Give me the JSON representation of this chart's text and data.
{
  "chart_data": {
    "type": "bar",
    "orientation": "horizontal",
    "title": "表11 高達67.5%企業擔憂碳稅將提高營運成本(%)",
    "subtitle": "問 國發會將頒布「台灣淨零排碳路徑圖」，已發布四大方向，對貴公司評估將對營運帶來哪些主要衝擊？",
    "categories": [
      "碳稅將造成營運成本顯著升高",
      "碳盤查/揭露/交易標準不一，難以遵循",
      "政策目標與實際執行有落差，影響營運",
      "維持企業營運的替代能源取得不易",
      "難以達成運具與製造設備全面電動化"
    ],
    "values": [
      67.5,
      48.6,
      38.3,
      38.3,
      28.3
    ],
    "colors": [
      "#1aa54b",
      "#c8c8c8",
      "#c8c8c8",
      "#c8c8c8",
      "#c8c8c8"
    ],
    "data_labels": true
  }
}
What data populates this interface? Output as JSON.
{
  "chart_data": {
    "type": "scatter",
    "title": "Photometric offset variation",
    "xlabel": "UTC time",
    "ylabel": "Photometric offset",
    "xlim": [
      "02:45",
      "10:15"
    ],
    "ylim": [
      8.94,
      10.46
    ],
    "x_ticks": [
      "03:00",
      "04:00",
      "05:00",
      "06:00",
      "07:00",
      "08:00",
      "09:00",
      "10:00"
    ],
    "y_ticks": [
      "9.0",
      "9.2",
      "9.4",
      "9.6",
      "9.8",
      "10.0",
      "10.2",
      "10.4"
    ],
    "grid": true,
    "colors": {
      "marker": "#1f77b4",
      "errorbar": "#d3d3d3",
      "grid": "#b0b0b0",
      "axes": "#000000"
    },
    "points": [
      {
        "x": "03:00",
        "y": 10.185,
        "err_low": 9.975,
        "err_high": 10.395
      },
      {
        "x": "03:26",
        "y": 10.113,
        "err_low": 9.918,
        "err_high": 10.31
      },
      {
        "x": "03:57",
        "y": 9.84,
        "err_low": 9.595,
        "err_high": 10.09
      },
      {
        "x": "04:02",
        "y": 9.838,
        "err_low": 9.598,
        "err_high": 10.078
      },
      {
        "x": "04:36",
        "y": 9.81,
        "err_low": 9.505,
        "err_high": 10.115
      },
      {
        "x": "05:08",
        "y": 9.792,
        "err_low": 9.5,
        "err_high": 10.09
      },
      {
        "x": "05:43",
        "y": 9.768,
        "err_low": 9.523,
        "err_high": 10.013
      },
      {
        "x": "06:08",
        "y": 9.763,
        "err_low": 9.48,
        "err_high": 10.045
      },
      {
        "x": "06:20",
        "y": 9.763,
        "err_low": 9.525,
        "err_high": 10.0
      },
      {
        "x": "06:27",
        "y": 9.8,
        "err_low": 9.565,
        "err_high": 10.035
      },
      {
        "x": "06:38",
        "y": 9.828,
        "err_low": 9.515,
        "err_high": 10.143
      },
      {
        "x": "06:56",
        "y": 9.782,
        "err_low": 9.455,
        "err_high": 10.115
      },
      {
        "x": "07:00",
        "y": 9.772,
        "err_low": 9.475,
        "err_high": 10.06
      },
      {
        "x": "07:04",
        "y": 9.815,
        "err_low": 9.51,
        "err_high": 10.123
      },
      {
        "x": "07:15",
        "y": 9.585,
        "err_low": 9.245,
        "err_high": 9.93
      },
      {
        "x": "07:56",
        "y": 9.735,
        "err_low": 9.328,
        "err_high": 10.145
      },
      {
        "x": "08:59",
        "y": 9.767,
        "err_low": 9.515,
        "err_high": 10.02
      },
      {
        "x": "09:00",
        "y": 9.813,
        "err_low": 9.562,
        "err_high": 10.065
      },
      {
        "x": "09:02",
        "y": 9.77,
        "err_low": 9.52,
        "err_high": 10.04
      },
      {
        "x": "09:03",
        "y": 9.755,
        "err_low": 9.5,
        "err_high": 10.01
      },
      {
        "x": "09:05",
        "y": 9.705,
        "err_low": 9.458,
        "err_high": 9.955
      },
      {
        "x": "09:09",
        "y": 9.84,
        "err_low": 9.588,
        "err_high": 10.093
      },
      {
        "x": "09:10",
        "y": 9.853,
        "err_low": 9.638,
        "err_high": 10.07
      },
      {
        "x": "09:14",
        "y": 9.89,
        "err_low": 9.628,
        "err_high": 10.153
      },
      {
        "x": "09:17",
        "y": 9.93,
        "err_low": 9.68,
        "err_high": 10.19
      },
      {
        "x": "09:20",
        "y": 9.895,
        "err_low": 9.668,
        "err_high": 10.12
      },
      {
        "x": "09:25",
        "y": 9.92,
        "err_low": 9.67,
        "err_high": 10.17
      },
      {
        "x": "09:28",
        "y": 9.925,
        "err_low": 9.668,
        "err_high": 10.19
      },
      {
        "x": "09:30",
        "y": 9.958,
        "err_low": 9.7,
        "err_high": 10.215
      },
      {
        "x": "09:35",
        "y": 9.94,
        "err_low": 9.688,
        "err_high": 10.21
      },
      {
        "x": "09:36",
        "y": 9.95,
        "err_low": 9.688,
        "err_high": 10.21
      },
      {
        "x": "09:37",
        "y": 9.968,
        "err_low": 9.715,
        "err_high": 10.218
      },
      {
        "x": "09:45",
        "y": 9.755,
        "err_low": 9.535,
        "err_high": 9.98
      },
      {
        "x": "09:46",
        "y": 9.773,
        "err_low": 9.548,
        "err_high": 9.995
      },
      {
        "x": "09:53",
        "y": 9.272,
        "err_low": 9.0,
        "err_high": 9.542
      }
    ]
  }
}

■ ■ ■

Set down every record above exactly as given.

> Expected answer
Give me the JSON representation of this chart's text and data.
{
  "chart_data": {
    "type": "bar",
    "orientation": "horizontal",
    "title": "表11 高達67.5%企業擔憂碳稅將提高營運成本(%)",
    "subtitle": "問 國發會將頒布「台灣淨零排碳路徑圖」，已發布四大方向，對貴公司評估將對營運帶來哪些主要衝擊？",
    "categories": [
      "碳稅將造成營運成本顯著升高",
      "碳盤查/揭露/交易標準不一，難以遵循",
      "政策目標與實際執行有落差，影響營運",
      "維持企業營運的替代能源取得不易",
      "難以達成運具與製造設備全面電動化"
    ],
    "values": [
      67.5,
      48.6,
      38.3,
      38.3,
      28.3
    ],
    "colors": [
      "#1aa54b",
      "#c8c8c8",
      "#c8c8c8",
      "#c8c8c8",
      "#c8c8c8"
    ],
    "data_labels": true
  }
}
What data populates this interface? Output as JSON.
{
  "chart_data": {
    "type": "scatter",
    "title": "Photometric offset variation",
    "xlabel": "UTC time",
    "ylabel": "Photometric offset",
    "xlim": [
      "02:45",
      "10:15"
    ],
    "ylim": [
      8.94,
      10.46
    ],
    "x_ticks": [
      "03:00",
      "04:00",
      "05:00",
      "06:00",
      "07:00",
      "08:00",
      "09:00",
      "10:00"
    ],
    "y_ticks": [
      "9.0",
      "9.2",
      "9.4",
      "9.6",
      "9.8",
      "10.0",
      "10.2",
      "10.4"
    ],
    "grid": true,
    "colors": {
      "marker": "#1f77b4",
      "errorbar": "#d3d3d3",
      "grid": "#b0b0b0",
      "axes": "#000000"
    },
    "points": [
      {
        "x": "03:00",
        "y": 10.185,
        "err_low": 9.975,
        "err_high": 10.395
      },
      {
        "x": "03:26",
        "y": 10.113,
        "err_low": 9.918,
        "err_high": 10.31
      },
      {
        "x": "03:57",
        "y": 9.84,
        "err_low": 9.595,
        "err_high": 10.09
      },
      {
        "x": "04:02",
        "y": 9.838,
        "err_low": 9.598,
        "err_high": 10.078
      },
      {
        "x": "04:36",
        "y": 9.81,
        "err_low": 9.505,
        "err_high": 10.115
      },
      {
        "x": "05:08",
        "y": 9.792,
        "err_low": 9.5,
        "err_high": 10.09
      },
      {
        "x": "05:43",
        "y": 9.768,
        "err_low": 9.523,
        "err_high": 10.013
      },
      {
        "x": "06:08",
        "y": 9.763,
        "err_low": 9.48,
        "err_high": 10.045
      },
      {
        "x": "06:20",
        "y": 9.763,
        "err_low": 9.525,
        "err_high": 10.0
      },
      {
        "x": "06:27",
        "y": 9.8,
        "err_low": 9.565,
        "err_high": 10.035
      },
      {
        "x": "06:38",
        "y": 9.828,
        "err_low": 9.515,
        "err_high": 10.143
      },
      {
        "x": "06:56",
        "y": 9.782,
        "err_low": 9.455,
        "err_high": 10.115
      },
      {
        "x": "07:00",
        "y": 9.772,
        "err_low": 9.475,
        "err_high": 10.06
      },
      {
        "x": "07:04",
        "y": 9.815,
        "err_low": 9.51,
        "err_high": 10.123
      },
      {
        "x": "07:15",
        "y": 9.585,
        "err_low": 9.245,
        "err_high": 9.93
      },
      {
        "x": "07:56",
        "y": 9.735,
        "err_low": 9.328,
        "err_high": 10.145
      },
      {
        "x": "08:59",
        "y": 9.767,
        "err_low": 9.515,
        "err_high": 10.02
      },
      {
        "x": "09:00",
        "y": 9.813,
        "err_low": 9.562,
        "err_high": 10.065
      },
      {
        "x": "09:02",
        "y": 9.77,
        "err_low": 9.52,
        "err_high": 10.04
      },
      {
        "x": "09:03",
        "y": 9.755,
        "err_low": 9.5,
        "err_high": 10.01
      },
      {
        "x": "09:05",
        "y": 9.705,
        "err_low": 9.458,
        "err_high": 9.955
      },
      {
        "x": "09:09",
        "y": 9.84,
        "err_low": 9.588,
        "err_high": 10.093
      },
      {
        "x": "09:10",
        "y": 9.853,
        "err_low": 9.638,
        "err_high": 10.07
      },
      {
        "x": "09:14",
        "y": 9.89,
        "err_low": 9.628,
        "err_high": 10.153
      },
      {
        "x": "09:17",
        "y": 9.93,
        "err_low": 9.68,
        "err_high": 10.19
      },
      {
        "x": "09:20",
        "y": 9.895,
        "err_low": 9.668,
        "err_high": 10.12
      },
      {
        "x": "09:25",
        "y": 9.92,
        "err_low": 9.67,
        "err_high": 10.17
      },
      {
        "x": "09:28",
        "y": 9.925,
        "err_low": 9.668,
        "err_high": 10.19
      },
      {
        "x": "09:30",
        "y": 9.958,
        "err_low": 9.7,
        "err_high": 10.215
      },
      {
        "x": "09:35",
        "y": 9.94,
        "err_low": 9.688,
        "err_high": 10.21
      },
      {
        "x": "09:36",
        "y": 9.95,
        "err_low": 9.688,
        "err_high": 10.21
      },
      {
        "x": "09:37",
        "y": 9.968,
        "err_low": 9.715,
        "err_high": 10.218
      },
      {
        "x": "09:45",
        "y": 9.755,
        "err_low": 9.535,
        "err_high": 9.98
      },
      {
        "x": "09:46",
        "y": 9.773,
        "err_low": 9.548,
        "err_high": 9.995
      },
      {
        "x": "09:53",
        "y": 9.272,
        "err_low": 9.0,
        "err_high": 9.542
      }
    ]
  }
}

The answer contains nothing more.